#### DATA SUPPLIED:
────────
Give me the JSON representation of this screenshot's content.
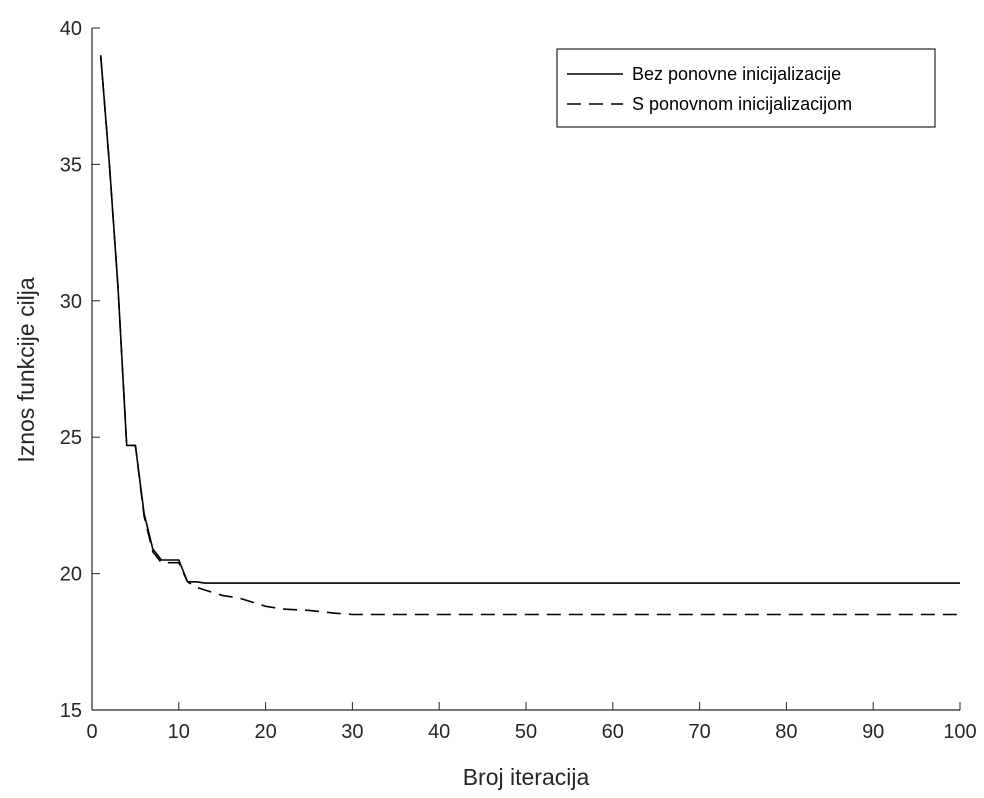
{
  "chart_data": {
    "type": "line",
    "title": "",
    "xlabel": "Broj iteracija",
    "ylabel": "Iznos funkcije cilja",
    "xlim": [
      0,
      100
    ],
    "ylim": [
      15,
      40
    ],
    "xticks": [
      0,
      10,
      20,
      30,
      40,
      50,
      60,
      70,
      80,
      90,
      100
    ],
    "yticks": [
      15,
      20,
      25,
      30,
      35,
      40
    ],
    "grid": false,
    "legend_position": "top-right",
    "series": [
      {
        "name": "Bez ponovne inicijalizacije",
        "style": "solid",
        "color": "#000000",
        "x": [
          1,
          2,
          3,
          4,
          5,
          6,
          7,
          8,
          9,
          10,
          11,
          12,
          13,
          14,
          15,
          20,
          30,
          40,
          50,
          60,
          70,
          80,
          90,
          100
        ],
        "y": [
          39.0,
          35.0,
          30.5,
          24.7,
          24.7,
          22.2,
          20.9,
          20.5,
          20.5,
          20.5,
          19.7,
          19.7,
          19.65,
          19.65,
          19.65,
          19.65,
          19.65,
          19.65,
          19.65,
          19.65,
          19.65,
          19.65,
          19.65,
          19.65
        ]
      },
      {
        "name": "S ponovnom inicijalizacijom",
        "style": "dashed",
        "color": "#000000",
        "x": [
          1,
          2,
          3,
          4,
          5,
          6,
          7,
          8,
          9,
          10,
          11,
          12,
          13,
          14,
          15,
          16,
          17,
          18,
          19,
          20,
          22,
          25,
          28,
          30,
          35,
          40,
          50,
          60,
          70,
          80,
          90,
          100
        ],
        "y": [
          39.0,
          35.0,
          30.5,
          24.7,
          24.7,
          22.1,
          20.8,
          20.4,
          20.4,
          20.4,
          19.7,
          19.5,
          19.4,
          19.3,
          19.2,
          19.15,
          19.1,
          19.0,
          18.9,
          18.8,
          18.7,
          18.65,
          18.55,
          18.5,
          18.5,
          18.5,
          18.5,
          18.5,
          18.5,
          18.5,
          18.5,
          18.5
        ]
      }
    ]
  }
}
────────
Pictures in the records must not appear in the copy; transcribe everything else precisely.

#### RESULT FOR THIS EXERCISE:
Give me the JSON representation of this screenshot's content.
{
  "chart_data": {
    "type": "line",
    "title": "",
    "xlabel": "Broj iteracija",
    "ylabel": "Iznos funkcije cilja",
    "xlim": [
      0,
      100
    ],
    "ylim": [
      15,
      40
    ],
    "xticks": [
      0,
      10,
      20,
      30,
      40,
      50,
      60,
      70,
      80,
      90,
      100
    ],
    "yticks": [
      15,
      20,
      25,
      30,
      35,
      40
    ],
    "grid": false,
    "legend_position": "top-right",
    "series": [
      {
        "name": "Bez ponovne inicijalizacije",
        "style": "solid",
        "color": "#000000",
        "x": [
          1,
          2,
          3,
          4,
          5,
          6,
          7,
          8,
          9,
          10,
          11,
          12,
          13,
          14,
          15,
          20,
          30,
          40,
          50,
          60,
          70,
          80,
          90,
          100
        ],
        "y": [
          39.0,
          35.0,
          30.5,
          24.7,
          24.7,
          22.2,
          20.9,
          20.5,
          20.5,
          20.5,
          19.7,
          19.7,
          19.65,
          19.65,
          19.65,
          19.65,
          19.65,
          19.65,
          19.65,
          19.65,
          19.65,
          19.65,
          19.65,
          19.65
        ]
      },
      {
        "name": "S ponovnom inicijalizacijom",
        "style": "dashed",
        "color": "#000000",
        "x": [
          1,
          2,
          3,
          4,
          5,
          6,
          7,
          8,
          9,
          10,
          11,
          12,
          13,
          14,
          15,
          16,
          17,
          18,
          19,
          20,
          22,
          25,
          28,
          30,
          35,
          40,
          50,
          60,
          70,
          80,
          90,
          100
        ],
        "y": [
          39.0,
          35.0,
          30.5,
          24.7,
          24.7,
          22.1,
          20.8,
          20.4,
          20.4,
          20.4,
          19.7,
          19.5,
          19.4,
          19.3,
          19.2,
          19.15,
          19.1,
          19.0,
          18.9,
          18.8,
          18.7,
          18.65,
          18.55,
          18.5,
          18.5,
          18.5,
          18.5,
          18.5,
          18.5,
          18.5,
          18.5,
          18.5
        ]
      }
    ]
  }
}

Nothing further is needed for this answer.